Begin RECORDED INFORMATION
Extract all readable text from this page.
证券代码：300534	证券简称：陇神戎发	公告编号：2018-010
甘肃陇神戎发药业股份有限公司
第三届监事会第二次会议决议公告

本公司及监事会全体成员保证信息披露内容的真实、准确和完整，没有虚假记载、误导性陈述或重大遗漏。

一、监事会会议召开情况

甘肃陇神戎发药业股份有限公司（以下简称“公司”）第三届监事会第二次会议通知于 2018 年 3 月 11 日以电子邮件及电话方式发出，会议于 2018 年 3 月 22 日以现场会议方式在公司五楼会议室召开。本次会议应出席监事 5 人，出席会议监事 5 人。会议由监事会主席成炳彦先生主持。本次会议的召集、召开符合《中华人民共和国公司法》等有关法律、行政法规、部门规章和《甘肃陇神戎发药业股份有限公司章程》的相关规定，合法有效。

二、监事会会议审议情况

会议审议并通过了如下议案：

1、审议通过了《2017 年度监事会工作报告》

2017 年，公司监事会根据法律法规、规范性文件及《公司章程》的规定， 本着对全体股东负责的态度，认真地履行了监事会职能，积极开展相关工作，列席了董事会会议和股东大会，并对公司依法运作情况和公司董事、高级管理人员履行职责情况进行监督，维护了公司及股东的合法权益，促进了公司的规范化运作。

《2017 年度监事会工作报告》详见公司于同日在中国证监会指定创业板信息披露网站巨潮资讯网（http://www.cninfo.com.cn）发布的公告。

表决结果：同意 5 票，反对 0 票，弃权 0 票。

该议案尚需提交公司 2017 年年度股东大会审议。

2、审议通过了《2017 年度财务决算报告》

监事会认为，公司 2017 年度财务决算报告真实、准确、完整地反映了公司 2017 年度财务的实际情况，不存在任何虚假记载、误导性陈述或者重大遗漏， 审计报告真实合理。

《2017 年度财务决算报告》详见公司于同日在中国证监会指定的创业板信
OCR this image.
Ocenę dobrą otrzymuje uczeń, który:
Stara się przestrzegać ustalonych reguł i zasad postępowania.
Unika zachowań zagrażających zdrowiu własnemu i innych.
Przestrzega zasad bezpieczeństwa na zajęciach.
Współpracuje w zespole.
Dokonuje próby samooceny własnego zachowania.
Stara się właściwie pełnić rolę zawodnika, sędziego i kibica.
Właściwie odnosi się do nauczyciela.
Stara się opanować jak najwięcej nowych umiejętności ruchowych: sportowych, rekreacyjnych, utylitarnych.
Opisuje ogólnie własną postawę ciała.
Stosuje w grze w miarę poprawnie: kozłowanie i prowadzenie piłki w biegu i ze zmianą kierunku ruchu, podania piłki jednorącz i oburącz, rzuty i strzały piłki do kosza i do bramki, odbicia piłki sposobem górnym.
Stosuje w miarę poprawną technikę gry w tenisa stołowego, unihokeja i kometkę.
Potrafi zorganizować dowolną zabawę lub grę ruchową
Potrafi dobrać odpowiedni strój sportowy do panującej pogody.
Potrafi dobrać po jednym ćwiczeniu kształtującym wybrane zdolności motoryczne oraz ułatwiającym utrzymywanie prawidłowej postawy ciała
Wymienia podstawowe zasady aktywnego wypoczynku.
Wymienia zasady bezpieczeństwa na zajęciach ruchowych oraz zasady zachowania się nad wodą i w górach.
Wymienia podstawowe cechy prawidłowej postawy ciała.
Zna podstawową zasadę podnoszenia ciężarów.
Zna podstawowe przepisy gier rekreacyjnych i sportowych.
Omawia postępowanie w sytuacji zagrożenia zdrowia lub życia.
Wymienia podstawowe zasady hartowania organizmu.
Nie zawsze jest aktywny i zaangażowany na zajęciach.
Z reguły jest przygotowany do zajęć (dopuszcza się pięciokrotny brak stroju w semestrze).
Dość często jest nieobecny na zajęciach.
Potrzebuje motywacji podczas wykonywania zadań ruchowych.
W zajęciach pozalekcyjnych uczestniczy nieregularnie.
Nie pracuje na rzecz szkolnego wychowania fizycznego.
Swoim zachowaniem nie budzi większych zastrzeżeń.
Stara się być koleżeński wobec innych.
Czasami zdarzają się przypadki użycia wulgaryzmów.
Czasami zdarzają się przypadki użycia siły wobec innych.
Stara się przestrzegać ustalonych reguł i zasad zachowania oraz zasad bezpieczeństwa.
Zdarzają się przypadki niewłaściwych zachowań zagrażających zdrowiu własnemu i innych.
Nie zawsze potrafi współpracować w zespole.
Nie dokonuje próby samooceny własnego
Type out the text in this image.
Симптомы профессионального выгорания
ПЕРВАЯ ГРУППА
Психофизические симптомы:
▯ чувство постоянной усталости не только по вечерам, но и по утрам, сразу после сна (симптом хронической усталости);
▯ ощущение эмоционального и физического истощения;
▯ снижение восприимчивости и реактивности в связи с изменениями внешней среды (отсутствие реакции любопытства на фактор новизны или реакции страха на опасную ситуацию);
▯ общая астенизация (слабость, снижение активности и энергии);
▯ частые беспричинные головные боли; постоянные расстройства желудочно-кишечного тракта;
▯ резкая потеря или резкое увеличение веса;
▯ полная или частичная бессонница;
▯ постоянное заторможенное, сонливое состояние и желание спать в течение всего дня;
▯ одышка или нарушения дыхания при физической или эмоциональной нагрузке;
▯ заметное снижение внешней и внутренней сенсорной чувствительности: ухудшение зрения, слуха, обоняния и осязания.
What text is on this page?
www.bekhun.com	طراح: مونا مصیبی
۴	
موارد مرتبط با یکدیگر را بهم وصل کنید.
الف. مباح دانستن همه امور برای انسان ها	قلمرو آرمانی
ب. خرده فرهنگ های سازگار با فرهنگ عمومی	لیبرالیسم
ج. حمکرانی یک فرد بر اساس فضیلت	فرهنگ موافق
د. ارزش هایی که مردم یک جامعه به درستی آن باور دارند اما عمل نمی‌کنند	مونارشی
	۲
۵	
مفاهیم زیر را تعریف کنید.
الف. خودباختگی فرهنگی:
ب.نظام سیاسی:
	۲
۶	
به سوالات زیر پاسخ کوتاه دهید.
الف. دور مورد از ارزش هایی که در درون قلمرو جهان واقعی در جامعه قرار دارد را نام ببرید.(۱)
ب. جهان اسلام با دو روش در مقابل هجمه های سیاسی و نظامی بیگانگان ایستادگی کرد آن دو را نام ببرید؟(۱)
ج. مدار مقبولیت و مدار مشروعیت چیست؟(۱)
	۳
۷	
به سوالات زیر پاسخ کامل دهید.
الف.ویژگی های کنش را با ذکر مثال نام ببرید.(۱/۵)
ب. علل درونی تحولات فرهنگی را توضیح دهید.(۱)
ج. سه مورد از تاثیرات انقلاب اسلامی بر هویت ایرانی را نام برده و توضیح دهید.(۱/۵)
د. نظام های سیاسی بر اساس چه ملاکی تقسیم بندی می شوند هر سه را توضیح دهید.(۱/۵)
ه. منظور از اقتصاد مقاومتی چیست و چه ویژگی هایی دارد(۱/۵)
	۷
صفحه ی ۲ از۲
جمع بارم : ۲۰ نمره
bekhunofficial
End RECORDED INFORMATION
OBJECTIVE:
Extract the listing in its entirety and repeat it exactly.

SOLUTION TO THIS TASK:
Extract all readable text from this page.
证券代码：300534	证券简称：陇神戎发	公告编号：2018-010
甘肃陇神戎发药业股份有限公司
第三届监事会第二次会议决议公告

本公司及监事会全体成员保证信息披露内容的真实、准确和完整，没有虚假记载、误导性陈述或重大遗漏。

一、监事会会议召开情况

甘肃陇神戎发药业股份有限公司（以下简称“公司”）第三届监事会第二次会议通知于 2018 年 3 月 11 日以电子邮件及电话方式发出，会议于 2018 年 3 月 22 日以现场会议方式在公司五楼会议室召开。本次会议应出席监事 5 人，出席会议监事 5 人。会议由监事会主席成炳彦先生主持。本次会议的召集、召开符合《中华人民共和国公司法》等有关法律、行政法规、部门规章和《甘肃陇神戎发药业股份有限公司章程》的相关规定，合法有效。

二、监事会会议审议情况

会议审议并通过了如下议案：

1、审议通过了《2017 年度监事会工作报告》

2017 年，公司监事会根据法律法规、规范性文件及《公司章程》的规定， 本着对全体股东负责的态度，认真地履行了监事会职能，积极开展相关工作，列席了董事会会议和股东大会，并对公司依法运作情况和公司董事、高级管理人员履行职责情况进行监督，维护了公司及股东的合法权益，促进了公司的规范化运作。

《2017 年度监事会工作报告》详见公司于同日在中国证监会指定创业板信息披露网站巨潮资讯网（http://www.cninfo.com.cn）发布的公告。

表决结果：同意 5 票，反对 0 票，弃权 0 票。

该议案尚需提交公司 2017 年年度股东大会审议。

2、审议通过了《2017 年度财务决算报告》

监事会认为，公司 2017 年度财务决算报告真实、准确、完整地反映了公司 2017 年度财务的实际情况，不存在任何虚假记载、误导性陈述或者重大遗漏， 审计报告真实合理。

《2017 年度财务决算报告》详见公司于同日在中国证监会指定的创业板信
OCR this image.
Ocenę dobrą otrzymuje uczeń, który:
Stara się przestrzegać ustalonych reguł i zasad postępowania.
Unika zachowań zagrażających zdrowiu własnemu i innych.
Przestrzega zasad bezpieczeństwa na zajęciach.
Współpracuje w zespole.
Dokonuje próby samooceny własnego zachowania.
Stara się właściwie pełnić rolę zawodnika, sędziego i kibica.
Właściwie odnosi się do nauczyciela.
Stara się opanować jak najwięcej nowych umiejętności ruchowych: sportowych, rekreacyjnych, utylitarnych.
Opisuje ogólnie własną postawę ciała.
Stosuje w grze w miarę poprawnie: kozłowanie i prowadzenie piłki w biegu i ze zmianą kierunku ruchu, podania piłki jednorącz i oburącz, rzuty i strzały piłki do kosza i do bramki, odbicia piłki sposobem górnym.
Stosuje w miarę poprawną technikę gry w tenisa stołowego, unihokeja i kometkę.
Potrafi zorganizować dowolną zabawę lub grę ruchową
Potrafi dobrać odpowiedni strój sportowy do panującej pogody.
Potrafi dobrać po jednym ćwiczeniu kształtującym wybrane zdolności motoryczne oraz ułatwiającym utrzymywanie prawidłowej postawy ciała
Wymienia podstawowe zasady aktywnego wypoczynku.
Wymienia zasady bezpieczeństwa na zajęciach ruchowych oraz zasady zachowania się nad wodą i w górach.
Wymienia podstawowe cechy prawidłowej postawy ciała.
Zna podstawową zasadę podnoszenia ciężarów.
Zna podstawowe przepisy gier rekreacyjnych i sportowych.
Omawia postępowanie w sytuacji zagrożenia zdrowia lub życia.
Wymienia podstawowe zasady hartowania organizmu.
Nie zawsze jest aktywny i zaangażowany na zajęciach.
Z reguły jest przygotowany do zajęć (dopuszcza się pięciokrotny brak stroju w semestrze).
Dość często jest nieobecny na zajęciach.
Potrzebuje motywacji podczas wykonywania zadań ruchowych.
W zajęciach pozalekcyjnych uczestniczy nieregularnie.
Nie pracuje na rzecz szkolnego wychowania fizycznego.
Swoim zachowaniem nie budzi większych zastrzeżeń.
Stara się być koleżeński wobec innych.
Czasami zdarzają się przypadki użycia wulgaryzmów.
Czasami zdarzają się przypadki użycia siły wobec innych.
Stara się przestrzegać ustalonych reguł i zasad zachowania oraz zasad bezpieczeństwa.
Zdarzają się przypadki niewłaściwych zachowań zagrażających zdrowiu własnemu i innych.
Nie zawsze potrafi współpracować w zespole.
Nie dokonuje próby samooceny własnego
Type out the text in this image.
Симптомы профессионального выгорания
ПЕРВАЯ ГРУППА
Психофизические симптомы:
▯ чувство постоянной усталости не только по вечерам, но и по утрам, сразу после сна (симптом хронической усталости);
▯ ощущение эмоционального и физического истощения;
▯ снижение восприимчивости и реактивности в связи с изменениями внешней среды (отсутствие реакции любопытства на фактор новизны или реакции страха на опасную ситуацию);
▯ общая астенизация (слабость, снижение активности и энергии);
▯ частые беспричинные головные боли; постоянные расстройства желудочно-кишечного тракта;
▯ резкая потеря или резкое увеличение веса;
▯ полная или частичная бессонница;
▯ постоянное заторможенное, сонливое состояние и желание спать в течение всего дня;
▯ одышка или нарушения дыхания при физической или эмоциональной нагрузке;
▯ заметное снижение внешней и внутренней сенсорной чувствительности: ухудшение зрения, слуха, обоняния и осязания.
What text is on this page?
www.bekhun.com	طراح: مونا مصیبی
۴	
موارد مرتبط با یکدیگر را بهم وصل کنید.
الف. مباح دانستن همه امور برای انسان ها	قلمرو آرمانی
ب. خرده فرهنگ های سازگار با فرهنگ عمومی	لیبرالیسم
ج. حمکرانی یک فرد بر اساس فضیلت	فرهنگ موافق
د. ارزش هایی که مردم یک جامعه به درستی آن باور دارند اما عمل نمی‌کنند	مونارشی
	۲
۵	
مفاهیم زیر را تعریف کنید.
الف. خودباختگی فرهنگی:
ب.نظام سیاسی:
	۲
۶	
به سوالات زیر پاسخ کوتاه دهید.
الف. دور مورد از ارزش هایی که در درون قلمرو جهان واقعی در جامعه قرار دارد را نام ببرید.(۱)
ب. جهان اسلام با دو روش در مقابل هجمه های سیاسی و نظامی بیگانگان ایستادگی کرد آن دو را نام ببرید؟(۱)
ج. مدار مقبولیت و مدار مشروعیت چیست؟(۱)
	۳
۷	
به سوالات زیر پاسخ کامل دهید.
الف.ویژگی های کنش را با ذکر مثال نام ببرید.(۱/۵)
ب. علل درونی تحولات فرهنگی را توضیح دهید.(۱)
ج. سه مورد از تاثیرات انقلاب اسلامی بر هویت ایرانی را نام برده و توضیح دهید.(۱/۵)
د. نظام های سیاسی بر اساس چه ملاکی تقسیم بندی می شوند هر سه را توضیح دهید.(۱/۵)
ه. منظور از اقتصاد مقاومتی چیست و چه ویژگی هایی دارد(۱/۵)
	۷
صفحه ی ۲ از۲
جمع بارم : ۲۰ نمره
bekhunofficial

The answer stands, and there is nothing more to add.